— Start Stored rows —

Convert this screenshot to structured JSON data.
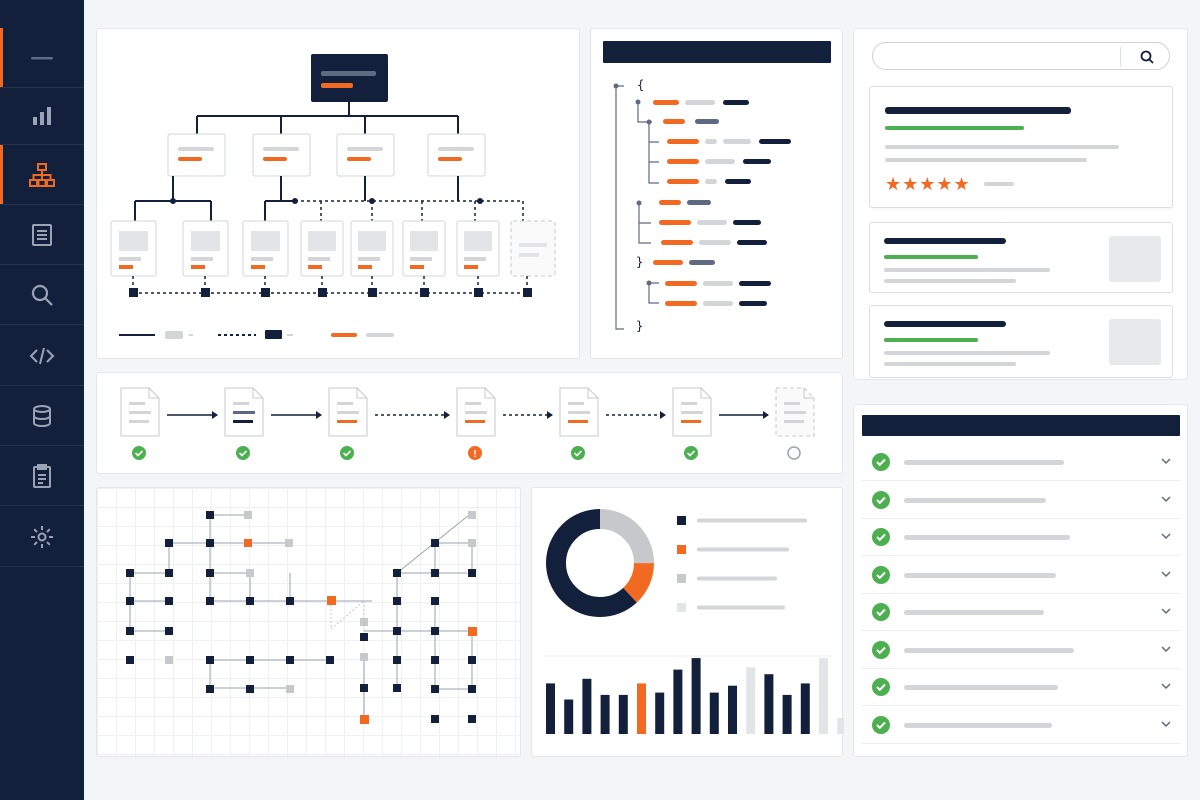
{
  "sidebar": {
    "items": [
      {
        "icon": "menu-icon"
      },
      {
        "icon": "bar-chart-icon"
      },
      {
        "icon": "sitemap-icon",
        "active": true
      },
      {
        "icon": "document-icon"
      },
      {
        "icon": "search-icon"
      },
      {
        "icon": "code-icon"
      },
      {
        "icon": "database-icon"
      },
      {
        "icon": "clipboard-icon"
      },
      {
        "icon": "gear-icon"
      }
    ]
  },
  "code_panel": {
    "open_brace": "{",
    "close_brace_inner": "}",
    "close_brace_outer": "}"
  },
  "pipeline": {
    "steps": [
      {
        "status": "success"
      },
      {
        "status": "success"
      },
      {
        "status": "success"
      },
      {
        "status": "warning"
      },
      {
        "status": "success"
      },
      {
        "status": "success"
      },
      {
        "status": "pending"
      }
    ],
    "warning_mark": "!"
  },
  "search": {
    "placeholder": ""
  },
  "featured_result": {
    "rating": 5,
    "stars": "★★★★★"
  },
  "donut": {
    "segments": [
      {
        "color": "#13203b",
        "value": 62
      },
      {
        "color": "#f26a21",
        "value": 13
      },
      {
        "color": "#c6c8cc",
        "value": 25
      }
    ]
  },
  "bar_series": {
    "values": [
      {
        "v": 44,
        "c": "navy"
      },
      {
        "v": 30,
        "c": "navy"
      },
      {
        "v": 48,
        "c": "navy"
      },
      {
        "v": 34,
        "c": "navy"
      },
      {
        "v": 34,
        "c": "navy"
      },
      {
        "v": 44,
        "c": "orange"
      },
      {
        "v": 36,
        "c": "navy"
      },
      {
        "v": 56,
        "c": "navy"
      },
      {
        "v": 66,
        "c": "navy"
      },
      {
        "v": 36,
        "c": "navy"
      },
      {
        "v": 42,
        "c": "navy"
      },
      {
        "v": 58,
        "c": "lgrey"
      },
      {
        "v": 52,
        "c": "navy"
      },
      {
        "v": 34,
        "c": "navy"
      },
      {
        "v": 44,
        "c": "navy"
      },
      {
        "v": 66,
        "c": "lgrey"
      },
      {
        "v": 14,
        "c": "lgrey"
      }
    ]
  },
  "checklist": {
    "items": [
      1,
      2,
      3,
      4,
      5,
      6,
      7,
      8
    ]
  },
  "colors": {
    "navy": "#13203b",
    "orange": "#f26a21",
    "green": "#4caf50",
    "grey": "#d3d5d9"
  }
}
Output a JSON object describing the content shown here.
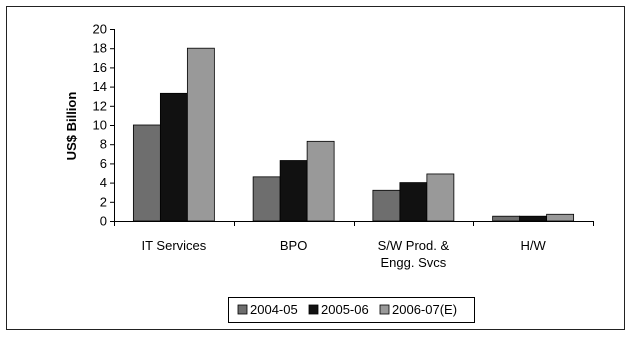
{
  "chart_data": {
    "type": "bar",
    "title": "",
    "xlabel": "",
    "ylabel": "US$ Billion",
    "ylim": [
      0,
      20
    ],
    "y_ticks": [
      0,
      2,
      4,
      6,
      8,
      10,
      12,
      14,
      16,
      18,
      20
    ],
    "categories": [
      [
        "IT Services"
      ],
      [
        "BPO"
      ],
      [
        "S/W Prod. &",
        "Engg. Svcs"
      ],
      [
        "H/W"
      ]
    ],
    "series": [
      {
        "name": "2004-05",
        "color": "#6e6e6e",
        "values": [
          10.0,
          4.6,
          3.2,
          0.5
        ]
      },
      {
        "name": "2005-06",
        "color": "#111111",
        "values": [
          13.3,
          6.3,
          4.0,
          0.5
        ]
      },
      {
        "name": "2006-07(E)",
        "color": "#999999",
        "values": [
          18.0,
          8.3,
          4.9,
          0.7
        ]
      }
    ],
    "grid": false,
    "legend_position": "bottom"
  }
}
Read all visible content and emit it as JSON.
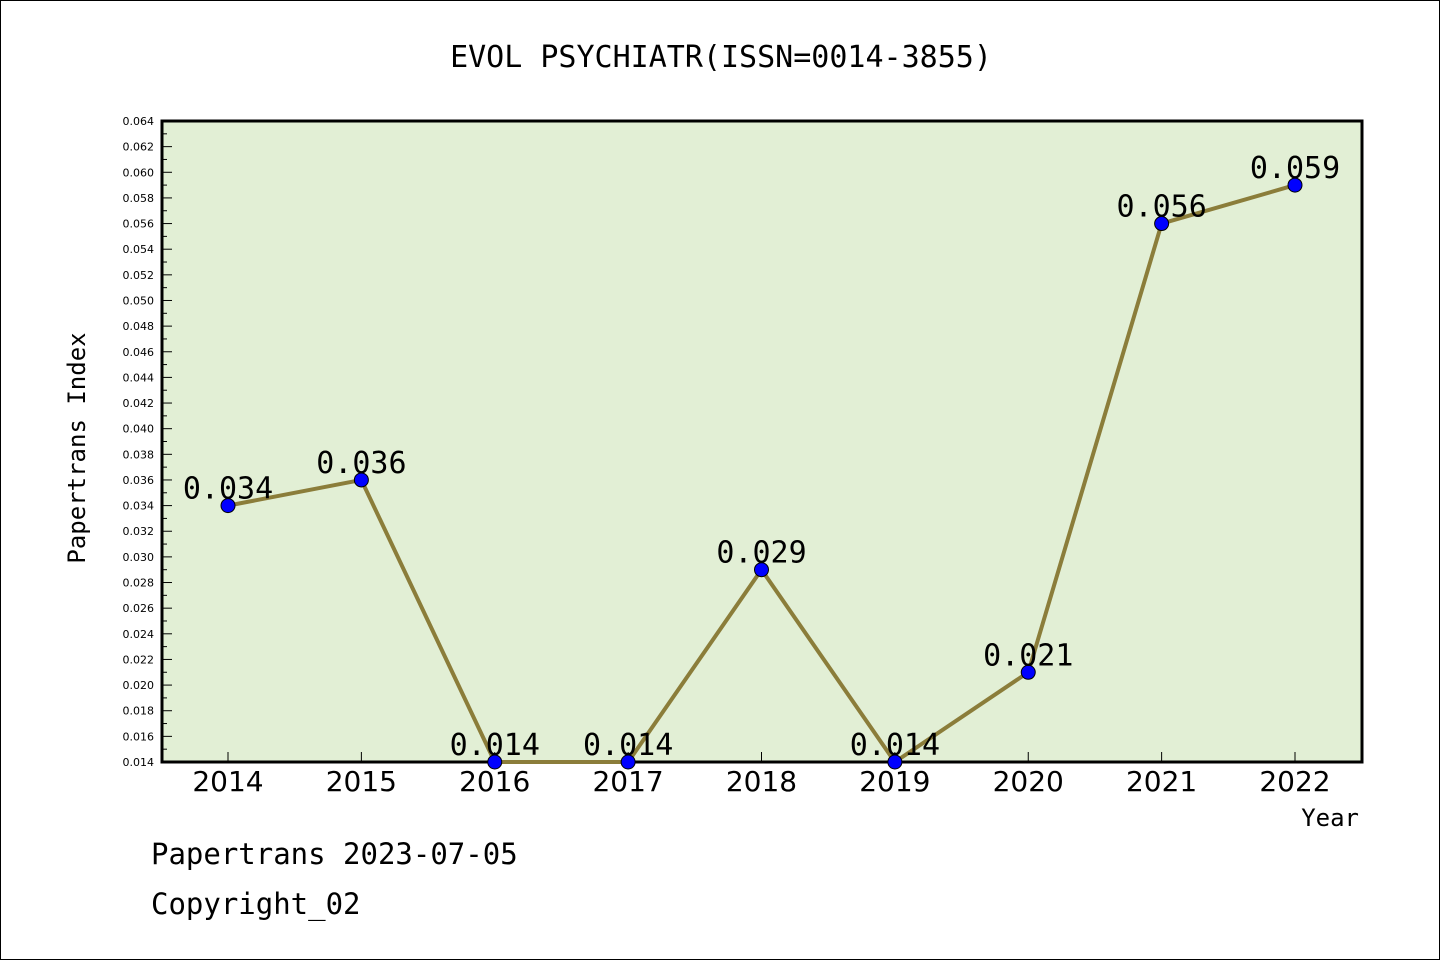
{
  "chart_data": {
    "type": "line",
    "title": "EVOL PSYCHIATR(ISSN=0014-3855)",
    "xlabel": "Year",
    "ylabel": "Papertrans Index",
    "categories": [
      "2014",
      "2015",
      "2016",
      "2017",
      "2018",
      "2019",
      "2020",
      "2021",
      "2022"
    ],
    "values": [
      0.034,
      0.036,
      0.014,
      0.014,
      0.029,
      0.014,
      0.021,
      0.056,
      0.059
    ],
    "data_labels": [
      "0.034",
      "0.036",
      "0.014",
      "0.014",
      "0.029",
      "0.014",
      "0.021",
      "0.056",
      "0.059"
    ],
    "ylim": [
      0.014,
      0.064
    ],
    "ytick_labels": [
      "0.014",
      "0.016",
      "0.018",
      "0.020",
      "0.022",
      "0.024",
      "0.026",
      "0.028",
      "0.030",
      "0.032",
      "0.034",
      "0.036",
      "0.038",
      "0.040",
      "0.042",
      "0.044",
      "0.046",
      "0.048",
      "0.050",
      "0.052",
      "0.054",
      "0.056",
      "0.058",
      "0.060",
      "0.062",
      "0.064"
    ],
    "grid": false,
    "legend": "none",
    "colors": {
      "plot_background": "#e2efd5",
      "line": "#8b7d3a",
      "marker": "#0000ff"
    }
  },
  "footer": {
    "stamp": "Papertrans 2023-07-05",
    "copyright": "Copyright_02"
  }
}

— End Stored rows —

What is needed:
Go through the records and copy each line with "content" in it.

Task output:
Output a JSON object describing the content shown here.
Read all visible content and emit it as JSON.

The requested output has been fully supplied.